Saved entries.
● ● ● ● ●
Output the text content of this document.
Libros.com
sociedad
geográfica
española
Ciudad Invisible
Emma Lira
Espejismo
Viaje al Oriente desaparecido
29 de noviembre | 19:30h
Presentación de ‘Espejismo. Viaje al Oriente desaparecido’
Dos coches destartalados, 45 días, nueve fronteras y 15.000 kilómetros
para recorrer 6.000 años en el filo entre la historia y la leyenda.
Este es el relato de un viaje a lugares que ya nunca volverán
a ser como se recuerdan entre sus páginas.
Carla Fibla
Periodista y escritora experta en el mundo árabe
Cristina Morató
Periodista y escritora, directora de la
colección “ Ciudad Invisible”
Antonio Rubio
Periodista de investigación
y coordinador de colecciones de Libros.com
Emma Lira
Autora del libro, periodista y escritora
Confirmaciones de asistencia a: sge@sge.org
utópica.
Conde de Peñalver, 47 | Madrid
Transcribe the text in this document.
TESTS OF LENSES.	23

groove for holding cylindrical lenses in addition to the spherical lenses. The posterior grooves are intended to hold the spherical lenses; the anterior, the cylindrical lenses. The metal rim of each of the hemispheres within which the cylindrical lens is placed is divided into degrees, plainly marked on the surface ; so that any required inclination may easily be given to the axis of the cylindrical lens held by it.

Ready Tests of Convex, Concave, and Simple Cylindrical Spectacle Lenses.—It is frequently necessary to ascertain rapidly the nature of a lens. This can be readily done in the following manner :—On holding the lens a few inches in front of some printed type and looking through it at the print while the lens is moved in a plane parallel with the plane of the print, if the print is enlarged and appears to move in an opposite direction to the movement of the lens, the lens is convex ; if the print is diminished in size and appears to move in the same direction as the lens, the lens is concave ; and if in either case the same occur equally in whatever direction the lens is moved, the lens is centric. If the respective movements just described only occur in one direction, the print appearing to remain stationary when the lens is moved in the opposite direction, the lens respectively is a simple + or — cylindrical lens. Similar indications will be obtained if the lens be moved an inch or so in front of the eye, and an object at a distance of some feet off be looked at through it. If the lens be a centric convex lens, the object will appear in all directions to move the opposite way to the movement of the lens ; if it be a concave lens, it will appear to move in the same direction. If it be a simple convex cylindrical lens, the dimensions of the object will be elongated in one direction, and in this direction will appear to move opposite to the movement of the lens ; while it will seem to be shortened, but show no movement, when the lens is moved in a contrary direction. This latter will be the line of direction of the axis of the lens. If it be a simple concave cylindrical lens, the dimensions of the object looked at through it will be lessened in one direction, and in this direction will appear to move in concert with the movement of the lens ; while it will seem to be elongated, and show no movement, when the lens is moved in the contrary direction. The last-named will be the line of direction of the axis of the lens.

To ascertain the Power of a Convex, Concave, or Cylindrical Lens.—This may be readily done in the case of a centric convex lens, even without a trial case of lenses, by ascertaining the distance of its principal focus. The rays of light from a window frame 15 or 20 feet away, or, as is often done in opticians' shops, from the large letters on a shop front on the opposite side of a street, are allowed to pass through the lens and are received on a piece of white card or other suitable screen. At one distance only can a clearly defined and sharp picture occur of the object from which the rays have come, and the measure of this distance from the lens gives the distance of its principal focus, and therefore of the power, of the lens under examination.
● ● ● ● ●
PROBLEM.
Give the records above again, word for word.

ANSWER TO THIS TASK.
Output the text content of this document.
Libros.com
sociedad
geográfica
española
Ciudad Invisible
Emma Lira
Espejismo
Viaje al Oriente desaparecido
29 de noviembre | 19:30h
Presentación de ‘Espejismo. Viaje al Oriente desaparecido’
Dos coches destartalados, 45 días, nueve fronteras y 15.000 kilómetros
para recorrer 6.000 años en el filo entre la historia y la leyenda.
Este es el relato de un viaje a lugares que ya nunca volverán
a ser como se recuerdan entre sus páginas.
Carla Fibla
Periodista y escritora experta en el mundo árabe
Cristina Morató
Periodista y escritora, directora de la
colección “ Ciudad Invisible”
Antonio Rubio
Periodista de investigación
y coordinador de colecciones de Libros.com
Emma Lira
Autora del libro, periodista y escritora
Confirmaciones de asistencia a: sge@sge.org
utópica.
Conde de Peñalver, 47 | Madrid
Transcribe the text in this document.
TESTS OF LENSES.	23

groove for holding cylindrical lenses in addition to the spherical lenses. The posterior grooves are intended to hold the spherical lenses; the anterior, the cylindrical lenses. The metal rim of each of the hemispheres within which the cylindrical lens is placed is divided into degrees, plainly marked on the surface ; so that any required inclination may easily be given to the axis of the cylindrical lens held by it.

Ready Tests of Convex, Concave, and Simple Cylindrical Spectacle Lenses.—It is frequently necessary to ascertain rapidly the nature of a lens. This can be readily done in the following manner :—On holding the lens a few inches in front of some printed type and looking through it at the print while the lens is moved in a plane parallel with the plane of the print, if the print is enlarged and appears to move in an opposite direction to the movement of the lens, the lens is convex ; if the print is diminished in size and appears to move in the same direction as the lens, the lens is concave ; and if in either case the same occur equally in whatever direction the lens is moved, the lens is centric. If the respective movements just described only occur in one direction, the print appearing to remain stationary when the lens is moved in the opposite direction, the lens respectively is a simple + or — cylindrical lens. Similar indications will be obtained if the lens be moved an inch or so in front of the eye, and an object at a distance of some feet off be looked at through it. If the lens be a centric convex lens, the object will appear in all directions to move the opposite way to the movement of the lens ; if it be a concave lens, it will appear to move in the same direction. If it be a simple convex cylindrical lens, the dimensions of the object will be elongated in one direction, and in this direction will appear to move opposite to the movement of the lens ; while it will seem to be shortened, but show no movement, when the lens is moved in a contrary direction. This latter will be the line of direction of the axis of the lens. If it be a simple concave cylindrical lens, the dimensions of the object looked at through it will be lessened in one direction, and in this direction will appear to move in concert with the movement of the lens ; while it will seem to be elongated, and show no movement, when the lens is moved in the contrary direction. The last-named will be the line of direction of the axis of the lens.

To ascertain the Power of a Convex, Concave, or Cylindrical Lens.—This may be readily done in the case of a centric convex lens, even without a trial case of lenses, by ascertaining the distance of its principal focus. The rays of light from a window frame 15 or 20 feet away, or, as is often done in opticians' shops, from the large letters on a shop front on the opposite side of a street, are allowed to pass through the lens and are received on a piece of white card or other suitable screen. At one distance only can a clearly defined and sharp picture occur of the object from which the rays have come, and the measure of this distance from the lens gives the distance of its principal focus, and therefore of the power, of the lens under examination.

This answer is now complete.